• Direction: Repeat the listing in full, preserving every character.

Data entries for graphics

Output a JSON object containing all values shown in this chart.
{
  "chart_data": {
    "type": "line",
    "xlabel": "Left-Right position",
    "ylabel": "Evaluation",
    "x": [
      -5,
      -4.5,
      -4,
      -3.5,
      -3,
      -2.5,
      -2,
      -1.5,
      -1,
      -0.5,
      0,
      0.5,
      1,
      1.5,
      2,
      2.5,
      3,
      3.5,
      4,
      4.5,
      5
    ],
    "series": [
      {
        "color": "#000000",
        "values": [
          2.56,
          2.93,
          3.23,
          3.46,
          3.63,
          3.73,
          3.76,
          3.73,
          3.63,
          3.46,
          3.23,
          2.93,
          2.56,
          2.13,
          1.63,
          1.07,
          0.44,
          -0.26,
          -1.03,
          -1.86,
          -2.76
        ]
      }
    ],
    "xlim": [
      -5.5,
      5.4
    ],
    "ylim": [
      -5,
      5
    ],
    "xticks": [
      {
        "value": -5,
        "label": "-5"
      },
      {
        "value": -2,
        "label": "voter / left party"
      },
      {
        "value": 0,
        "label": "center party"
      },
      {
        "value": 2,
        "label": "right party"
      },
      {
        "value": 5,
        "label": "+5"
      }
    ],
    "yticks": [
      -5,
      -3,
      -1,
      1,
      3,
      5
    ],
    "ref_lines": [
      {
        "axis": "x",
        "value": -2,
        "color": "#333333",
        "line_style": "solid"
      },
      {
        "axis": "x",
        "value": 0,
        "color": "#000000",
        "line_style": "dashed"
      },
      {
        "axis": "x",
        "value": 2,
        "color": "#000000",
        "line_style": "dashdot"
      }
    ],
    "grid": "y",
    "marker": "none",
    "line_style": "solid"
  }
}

• Right answer:
Output a JSON object containing all values shown in this chart.
{
  "chart_data": {
    "type": "line",
    "xlabel": "Left-Right position",
    "ylabel": "Evaluation",
    "x": [
      -5,
      -4.5,
      -4,
      -3.5,
      -3,
      -2.5,
      -2,
      -1.5,
      -1,
      -0.5,
      0,
      0.5,
      1,
      1.5,
      2,
      2.5,
      3,
      3.5,
      4,
      4.5,
      5
    ],
    "series": [
      {
        "color": "#000000",
        "values": [
          2.56,
          2.93,
          3.23,
          3.46,
          3.63,
          3.73,
          3.76,
          3.73,
          3.63,
          3.46,
          3.23,
          2.93,
          2.56,
          2.13,
          1.63,
          1.07,
          0.44,
          -0.26,
          -1.03,
          -1.86,
          -2.76
        ]
      }
    ],
    "xlim": [
      -5.5,
      5.4
    ],
    "ylim": [
      -5,
      5
    ],
    "xticks": [
      {
        "value": -5,
        "label": "-5"
      },
      {
        "value": -2,
        "label": "voter / left party"
      },
      {
        "value": 0,
        "label": "center party"
      },
      {
        "value": 2,
        "label": "right party"
      },
      {
        "value": 5,
        "label": "+5"
      }
    ],
    "yticks": [
      -5,
      -3,
      -1,
      1,
      3,
      5
    ],
    "ref_lines": [
      {
        "axis": "x",
        "value": -2,
        "color": "#333333",
        "line_style": "solid"
      },
      {
        "axis": "x",
        "value": 0,
        "color": "#000000",
        "line_style": "dashed"
      },
      {
        "axis": "x",
        "value": 2,
        "color": "#000000",
        "line_style": "dashdot"
      }
    ],
    "grid": "y",
    "marker": "none",
    "line_style": "solid"
  }
}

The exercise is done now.